* [Problem description]
Copy the records below exactly as they are written.

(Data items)
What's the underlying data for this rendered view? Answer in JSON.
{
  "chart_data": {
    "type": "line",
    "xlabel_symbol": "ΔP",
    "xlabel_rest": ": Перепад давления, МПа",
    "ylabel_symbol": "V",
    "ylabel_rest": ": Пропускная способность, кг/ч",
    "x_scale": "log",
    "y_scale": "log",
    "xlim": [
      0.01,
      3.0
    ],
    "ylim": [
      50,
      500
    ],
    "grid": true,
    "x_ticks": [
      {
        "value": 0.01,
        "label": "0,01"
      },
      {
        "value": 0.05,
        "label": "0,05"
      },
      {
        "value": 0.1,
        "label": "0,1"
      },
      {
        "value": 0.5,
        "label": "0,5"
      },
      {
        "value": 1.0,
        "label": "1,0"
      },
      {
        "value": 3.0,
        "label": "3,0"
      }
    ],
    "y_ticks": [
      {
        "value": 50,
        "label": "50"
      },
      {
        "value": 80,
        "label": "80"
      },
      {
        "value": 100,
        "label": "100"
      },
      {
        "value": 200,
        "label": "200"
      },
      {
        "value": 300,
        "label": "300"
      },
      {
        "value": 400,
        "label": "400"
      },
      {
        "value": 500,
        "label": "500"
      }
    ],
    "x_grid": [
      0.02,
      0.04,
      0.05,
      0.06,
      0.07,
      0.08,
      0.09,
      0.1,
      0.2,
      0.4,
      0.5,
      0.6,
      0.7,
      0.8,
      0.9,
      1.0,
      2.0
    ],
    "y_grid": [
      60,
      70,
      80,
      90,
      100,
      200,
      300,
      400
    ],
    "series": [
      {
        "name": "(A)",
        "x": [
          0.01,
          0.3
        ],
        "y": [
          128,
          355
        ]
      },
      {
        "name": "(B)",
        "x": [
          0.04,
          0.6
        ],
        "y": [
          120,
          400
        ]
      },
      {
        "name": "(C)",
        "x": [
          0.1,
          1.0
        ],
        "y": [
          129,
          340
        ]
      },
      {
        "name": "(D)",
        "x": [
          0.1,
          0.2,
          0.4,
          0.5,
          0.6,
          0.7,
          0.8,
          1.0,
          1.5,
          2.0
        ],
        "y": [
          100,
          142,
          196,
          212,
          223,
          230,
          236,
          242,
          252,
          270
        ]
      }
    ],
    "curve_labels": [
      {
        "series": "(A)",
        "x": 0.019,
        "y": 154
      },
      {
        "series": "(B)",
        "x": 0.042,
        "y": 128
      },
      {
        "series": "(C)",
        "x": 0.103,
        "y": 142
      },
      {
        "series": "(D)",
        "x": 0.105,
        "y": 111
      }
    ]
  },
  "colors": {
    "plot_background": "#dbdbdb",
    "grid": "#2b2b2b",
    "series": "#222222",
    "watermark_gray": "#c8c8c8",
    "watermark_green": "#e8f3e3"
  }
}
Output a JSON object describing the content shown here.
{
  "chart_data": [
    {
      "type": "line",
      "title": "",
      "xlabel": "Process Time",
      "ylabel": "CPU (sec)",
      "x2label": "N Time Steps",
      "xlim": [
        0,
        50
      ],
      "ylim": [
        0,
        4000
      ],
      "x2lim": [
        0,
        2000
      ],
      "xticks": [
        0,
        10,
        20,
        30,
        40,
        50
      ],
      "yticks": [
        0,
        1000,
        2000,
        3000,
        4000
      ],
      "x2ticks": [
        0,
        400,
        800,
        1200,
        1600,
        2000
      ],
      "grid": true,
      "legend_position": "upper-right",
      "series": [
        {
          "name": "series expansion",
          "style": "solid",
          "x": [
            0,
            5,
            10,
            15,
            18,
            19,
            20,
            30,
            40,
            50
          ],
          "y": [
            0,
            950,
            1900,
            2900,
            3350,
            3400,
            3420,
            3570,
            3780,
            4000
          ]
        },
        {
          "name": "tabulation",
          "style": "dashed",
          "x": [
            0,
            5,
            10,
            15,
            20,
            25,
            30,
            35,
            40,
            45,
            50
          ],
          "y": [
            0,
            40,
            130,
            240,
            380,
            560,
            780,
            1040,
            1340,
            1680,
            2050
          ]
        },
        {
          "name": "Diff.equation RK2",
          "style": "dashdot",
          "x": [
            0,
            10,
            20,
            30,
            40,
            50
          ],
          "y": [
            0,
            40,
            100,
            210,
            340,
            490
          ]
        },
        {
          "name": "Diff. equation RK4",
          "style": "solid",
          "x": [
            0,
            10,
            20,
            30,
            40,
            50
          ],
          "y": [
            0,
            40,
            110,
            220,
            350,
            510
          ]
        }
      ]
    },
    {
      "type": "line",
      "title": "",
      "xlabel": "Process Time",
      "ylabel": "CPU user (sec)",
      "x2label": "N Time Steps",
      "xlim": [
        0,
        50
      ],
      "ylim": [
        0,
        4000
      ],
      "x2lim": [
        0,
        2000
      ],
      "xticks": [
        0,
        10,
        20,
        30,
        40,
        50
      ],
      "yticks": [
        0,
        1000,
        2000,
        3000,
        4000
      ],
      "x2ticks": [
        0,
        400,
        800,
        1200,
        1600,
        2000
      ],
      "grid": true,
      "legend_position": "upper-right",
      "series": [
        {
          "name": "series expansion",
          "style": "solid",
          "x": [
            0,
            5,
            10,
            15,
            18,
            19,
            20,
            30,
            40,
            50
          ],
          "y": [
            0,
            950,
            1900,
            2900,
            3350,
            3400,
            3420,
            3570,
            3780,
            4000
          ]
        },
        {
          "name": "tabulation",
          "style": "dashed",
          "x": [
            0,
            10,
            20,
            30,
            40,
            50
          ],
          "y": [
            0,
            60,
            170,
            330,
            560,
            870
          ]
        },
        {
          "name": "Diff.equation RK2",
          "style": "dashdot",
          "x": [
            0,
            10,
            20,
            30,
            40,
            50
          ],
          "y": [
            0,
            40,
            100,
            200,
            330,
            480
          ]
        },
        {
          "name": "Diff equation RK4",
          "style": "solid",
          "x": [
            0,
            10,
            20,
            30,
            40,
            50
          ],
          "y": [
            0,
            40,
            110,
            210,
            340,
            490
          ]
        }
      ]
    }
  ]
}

* [Solution]
What's the underlying data for this rendered view? Answer in JSON.
{
  "chart_data": {
    "type": "line",
    "xlabel_symbol": "ΔP",
    "xlabel_rest": ": Перепад давления, МПа",
    "ylabel_symbol": "V",
    "ylabel_rest": ": Пропускная способность, кг/ч",
    "x_scale": "log",
    "y_scale": "log",
    "xlim": [
      0.01,
      3.0
    ],
    "ylim": [
      50,
      500
    ],
    "grid": true,
    "x_ticks": [
      {
        "value": 0.01,
        "label": "0,01"
      },
      {
        "value": 0.05,
        "label": "0,05"
      },
      {
        "value": 0.1,
        "label": "0,1"
      },
      {
        "value": 0.5,
        "label": "0,5"
      },
      {
        "value": 1.0,
        "label": "1,0"
      },
      {
        "value": 3.0,
        "label": "3,0"
      }
    ],
    "y_ticks": [
      {
        "value": 50,
        "label": "50"
      },
      {
        "value": 80,
        "label": "80"
      },
      {
        "value": 100,
        "label": "100"
      },
      {
        "value": 200,
        "label": "200"
      },
      {
        "value": 300,
        "label": "300"
      },
      {
        "value": 400,
        "label": "400"
      },
      {
        "value": 500,
        "label": "500"
      }
    ],
    "x_grid": [
      0.02,
      0.04,
      0.05,
      0.06,
      0.07,
      0.08,
      0.09,
      0.1,
      0.2,
      0.4,
      0.5,
      0.6,
      0.7,
      0.8,
      0.9,
      1.0,
      2.0
    ],
    "y_grid": [
      60,
      70,
      80,
      90,
      100,
      200,
      300,
      400
    ],
    "series": [
      {
        "name": "(A)",
        "x": [
          0.01,
          0.3
        ],
        "y": [
          128,
          355
        ]
      },
      {
        "name": "(B)",
        "x": [
          0.04,
          0.6
        ],
        "y": [
          120,
          400
        ]
      },
      {
        "name": "(C)",
        "x": [
          0.1,
          1.0
        ],
        "y": [
          129,
          340
        ]
      },
      {
        "name": "(D)",
        "x": [
          0.1,
          0.2,
          0.4,
          0.5,
          0.6,
          0.7,
          0.8,
          1.0,
          1.5,
          2.0
        ],
        "y": [
          100,
          142,
          196,
          212,
          223,
          230,
          236,
          242,
          252,
          270
        ]
      }
    ],
    "curve_labels": [
      {
        "series": "(A)",
        "x": 0.019,
        "y": 154
      },
      {
        "series": "(B)",
        "x": 0.042,
        "y": 128
      },
      {
        "series": "(C)",
        "x": 0.103,
        "y": 142
      },
      {
        "series": "(D)",
        "x": 0.105,
        "y": 111
      }
    ]
  },
  "colors": {
    "plot_background": "#dbdbdb",
    "grid": "#2b2b2b",
    "series": "#222222",
    "watermark_gray": "#c8c8c8",
    "watermark_green": "#e8f3e3"
  }
}
Output a JSON object describing the content shown here.
{
  "chart_data": [
    {
      "type": "line",
      "title": "",
      "xlabel": "Process Time",
      "ylabel": "CPU (sec)",
      "x2label": "N Time Steps",
      "xlim": [
        0,
        50
      ],
      "ylim": [
        0,
        4000
      ],
      "x2lim": [
        0,
        2000
      ],
      "xticks": [
        0,
        10,
        20,
        30,
        40,
        50
      ],
      "yticks": [
        0,
        1000,
        2000,
        3000,
        4000
      ],
      "x2ticks": [
        0,
        400,
        800,
        1200,
        1600,
        2000
      ],
      "grid": true,
      "legend_position": "upper-right",
      "series": [
        {
          "name": "series expansion",
          "style": "solid",
          "x": [
            0,
            5,
            10,
            15,
            18,
            19,
            20,
            30,
            40,
            50
          ],
          "y": [
            0,
            950,
            1900,
            2900,
            3350,
            3400,
            3420,
            3570,
            3780,
            4000
          ]
        },
        {
          "name": "tabulation",
          "style": "dashed",
          "x": [
            0,
            5,
            10,
            15,
            20,
            25,
            30,
            35,
            40,
            45,
            50
          ],
          "y": [
            0,
            40,
            130,
            240,
            380,
            560,
            780,
            1040,
            1340,
            1680,
            2050
          ]
        },
        {
          "name": "Diff.equation RK2",
          "style": "dashdot",
          "x": [
            0,
            10,
            20,
            30,
            40,
            50
          ],
          "y": [
            0,
            40,
            100,
            210,
            340,
            490
          ]
        },
        {
          "name": "Diff. equation RK4",
          "style": "solid",
          "x": [
            0,
            10,
            20,
            30,
            40,
            50
          ],
          "y": [
            0,
            40,
            110,
            220,
            350,
            510
          ]
        }
      ]
    },
    {
      "type": "line",
      "title": "",
      "xlabel": "Process Time",
      "ylabel": "CPU user (sec)",
      "x2label": "N Time Steps",
      "xlim": [
        0,
        50
      ],
      "ylim": [
        0,
        4000
      ],
      "x2lim": [
        0,
        2000
      ],
      "xticks": [
        0,
        10,
        20,
        30,
        40,
        50
      ],
      "yticks": [
        0,
        1000,
        2000,
        3000,
        4000
      ],
      "x2ticks": [
        0,
        400,
        800,
        1200,
        1600,
        2000
      ],
      "grid": true,
      "legend_position": "upper-right",
      "series": [
        {
          "name": "series expansion",
          "style": "solid",
          "x": [
            0,
            5,
            10,
            15,
            18,
            19,
            20,
            30,
            40,
            50
          ],
          "y": [
            0,
            950,
            1900,
            2900,
            3350,
            3400,
            3420,
            3570,
            3780,
            4000
          ]
        },
        {
          "name": "tabulation",
          "style": "dashed",
          "x": [
            0,
            10,
            20,
            30,
            40,
            50
          ],
          "y": [
            0,
            60,
            170,
            330,
            560,
            870
          ]
        },
        {
          "name": "Diff.equation RK2",
          "style": "dashdot",
          "x": [
            0,
            10,
            20,
            30,
            40,
            50
          ],
          "y": [
            0,
            40,
            100,
            200,
            330,
            480
          ]
        },
        {
          "name": "Diff equation RK4",
          "style": "solid",
          "x": [
            0,
            10,
            20,
            30,
            40,
            50
          ],
          "y": [
            0,
            40,
            110,
            210,
            340,
            490
          ]
        }
      ]
    }
  ]
}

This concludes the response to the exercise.